▶ **AIM**: Leaving out every picture, quote the data below exactly as it appears.

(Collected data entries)
>> Start

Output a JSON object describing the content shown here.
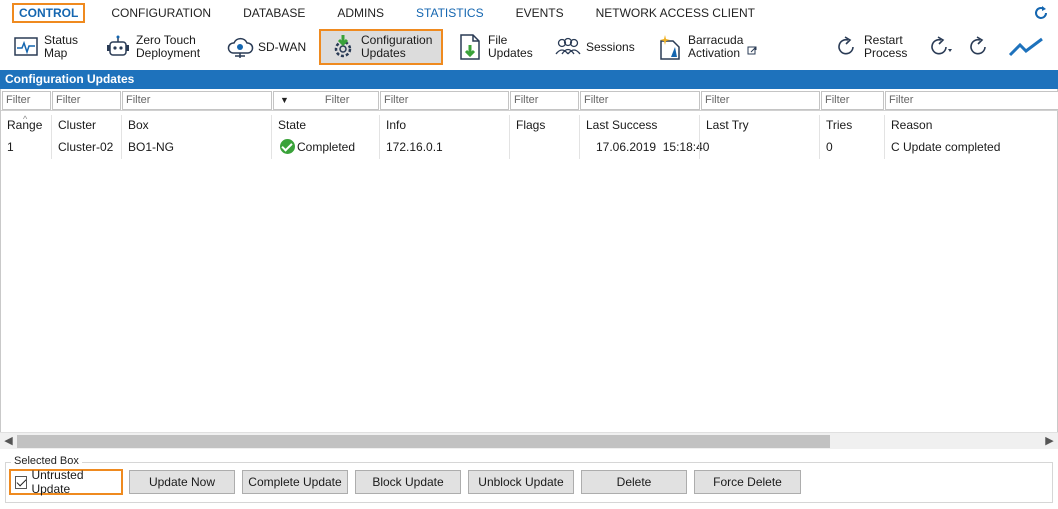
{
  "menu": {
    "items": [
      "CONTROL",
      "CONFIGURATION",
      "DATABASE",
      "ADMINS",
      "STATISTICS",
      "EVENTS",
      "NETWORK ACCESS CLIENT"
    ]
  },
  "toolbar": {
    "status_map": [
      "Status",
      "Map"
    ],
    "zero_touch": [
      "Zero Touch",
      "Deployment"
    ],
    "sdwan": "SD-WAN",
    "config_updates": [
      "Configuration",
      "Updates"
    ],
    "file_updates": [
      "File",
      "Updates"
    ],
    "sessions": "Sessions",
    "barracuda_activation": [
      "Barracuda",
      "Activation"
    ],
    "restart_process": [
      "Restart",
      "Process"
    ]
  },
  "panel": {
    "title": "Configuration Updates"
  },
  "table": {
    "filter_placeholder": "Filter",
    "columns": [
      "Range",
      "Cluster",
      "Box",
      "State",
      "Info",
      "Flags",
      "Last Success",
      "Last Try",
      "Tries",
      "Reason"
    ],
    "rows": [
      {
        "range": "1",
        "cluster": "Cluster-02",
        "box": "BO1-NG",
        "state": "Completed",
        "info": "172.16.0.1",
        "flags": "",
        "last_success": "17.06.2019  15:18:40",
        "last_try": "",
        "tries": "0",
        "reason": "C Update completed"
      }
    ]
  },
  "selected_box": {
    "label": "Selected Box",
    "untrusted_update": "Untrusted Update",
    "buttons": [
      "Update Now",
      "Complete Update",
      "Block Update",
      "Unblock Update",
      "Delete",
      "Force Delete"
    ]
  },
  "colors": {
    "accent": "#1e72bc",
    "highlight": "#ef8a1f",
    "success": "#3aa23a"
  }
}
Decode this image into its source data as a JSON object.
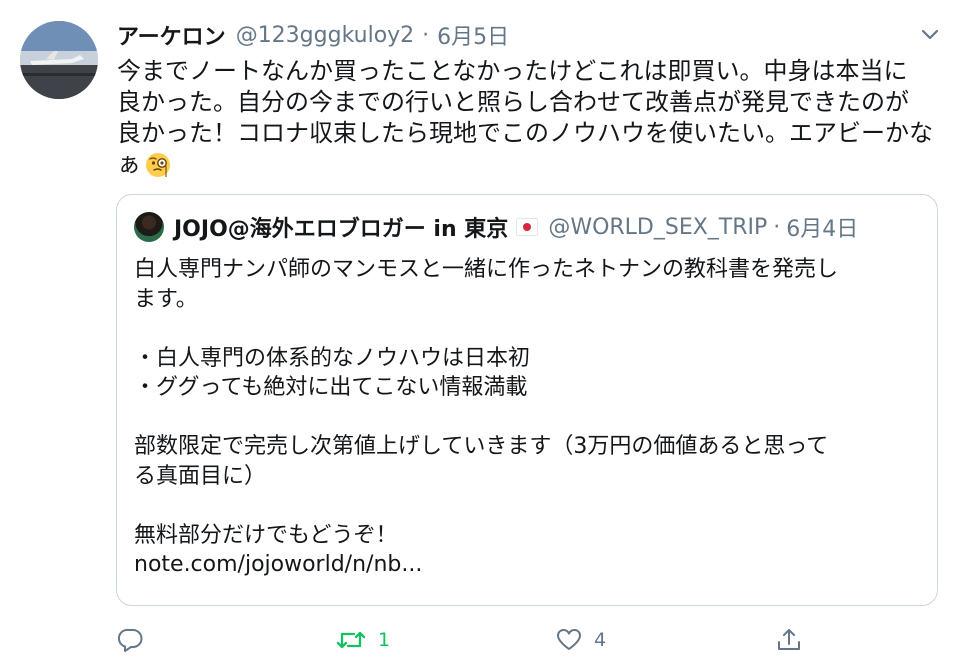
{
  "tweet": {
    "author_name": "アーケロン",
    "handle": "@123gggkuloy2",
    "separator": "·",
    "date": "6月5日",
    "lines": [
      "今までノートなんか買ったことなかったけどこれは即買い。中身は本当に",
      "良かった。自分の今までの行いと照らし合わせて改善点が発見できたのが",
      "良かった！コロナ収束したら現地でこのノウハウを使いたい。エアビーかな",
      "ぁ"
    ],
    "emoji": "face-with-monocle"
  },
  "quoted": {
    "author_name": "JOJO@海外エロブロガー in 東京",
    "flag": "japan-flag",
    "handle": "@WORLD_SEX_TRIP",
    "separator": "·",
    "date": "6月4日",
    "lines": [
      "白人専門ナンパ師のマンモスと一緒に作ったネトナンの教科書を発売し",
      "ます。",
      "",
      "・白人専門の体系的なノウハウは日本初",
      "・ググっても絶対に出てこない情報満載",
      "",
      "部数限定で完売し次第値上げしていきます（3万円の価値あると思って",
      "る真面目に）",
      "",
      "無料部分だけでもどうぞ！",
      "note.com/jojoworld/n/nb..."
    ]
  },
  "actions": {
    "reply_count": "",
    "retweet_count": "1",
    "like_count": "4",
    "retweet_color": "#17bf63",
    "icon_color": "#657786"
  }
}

>> End

▶ **RESPONSE TO THIS TASK**:
Output a JSON object describing the content shown here.
{
  "menu": {
    "items": [
      "CONTROL",
      "CONFIGURATION",
      "DATABASE",
      "ADMINS",
      "STATISTICS",
      "EVENTS",
      "NETWORK ACCESS CLIENT"
    ]
  },
  "toolbar": {
    "status_map": [
      "Status",
      "Map"
    ],
    "zero_touch": [
      "Zero Touch",
      "Deployment"
    ],
    "sdwan": "SD-WAN",
    "config_updates": [
      "Configuration",
      "Updates"
    ],
    "file_updates": [
      "File",
      "Updates"
    ],
    "sessions": "Sessions",
    "barracuda_activation": [
      "Barracuda",
      "Activation"
    ],
    "restart_process": [
      "Restart",
      "Process"
    ]
  },
  "panel": {
    "title": "Configuration Updates"
  },
  "table": {
    "filter_placeholder": "Filter",
    "columns": [
      "Range",
      "Cluster",
      "Box",
      "State",
      "Info",
      "Flags",
      "Last Success",
      "Last Try",
      "Tries",
      "Reason"
    ],
    "rows": [
      {
        "range": "1",
        "cluster": "Cluster-02",
        "box": "BO1-NG",
        "state": "Completed",
        "info": "172.16.0.1",
        "flags": "",
        "last_success": "17.06.2019  15:18:40",
        "last_try": "",
        "tries": "0",
        "reason": "C Update completed"
      }
    ]
  },
  "selected_box": {
    "label": "Selected Box",
    "untrusted_update": "Untrusted Update",
    "buttons": [
      "Update Now",
      "Complete Update",
      "Block Update",
      "Unblock Update",
      "Delete",
      "Force Delete"
    ]
  },
  "colors": {
    "accent": "#1e72bc",
    "highlight": "#ef8a1f",
    "success": "#3aa23a"
  }
}
Decode this image into its source data as a JSON object.
{
  "tweet": {
    "author_name": "アーケロン",
    "handle": "@123gggkuloy2",
    "separator": "·",
    "date": "6月5日",
    "lines": [
      "今までノートなんか買ったことなかったけどこれは即買い。中身は本当に",
      "良かった。自分の今までの行いと照らし合わせて改善点が発見できたのが",
      "良かった！コロナ収束したら現地でこのノウハウを使いたい。エアビーかな",
      "ぁ"
    ],
    "emoji": "face-with-monocle"
  },
  "quoted": {
    "author_name": "JOJO@海外エロブロガー in 東京",
    "flag": "japan-flag",
    "handle": "@WORLD_SEX_TRIP",
    "separator": "·",
    "date": "6月4日",
    "lines": [
      "白人専門ナンパ師のマンモスと一緒に作ったネトナンの教科書を発売し",
      "ます。",
      "",
      "・白人専門の体系的なノウハウは日本初",
      "・ググっても絶対に出てこない情報満載",
      "",
      "部数限定で完売し次第値上げしていきます（3万円の価値あると思って",
      "る真面目に）",
      "",
      "無料部分だけでもどうぞ！",
      "note.com/jojoworld/n/nb..."
    ]
  },
  "actions": {
    "reply_count": "",
    "retweet_count": "1",
    "like_count": "4",
    "retweet_color": "#17bf63",
    "icon_color": "#657786"
  }
}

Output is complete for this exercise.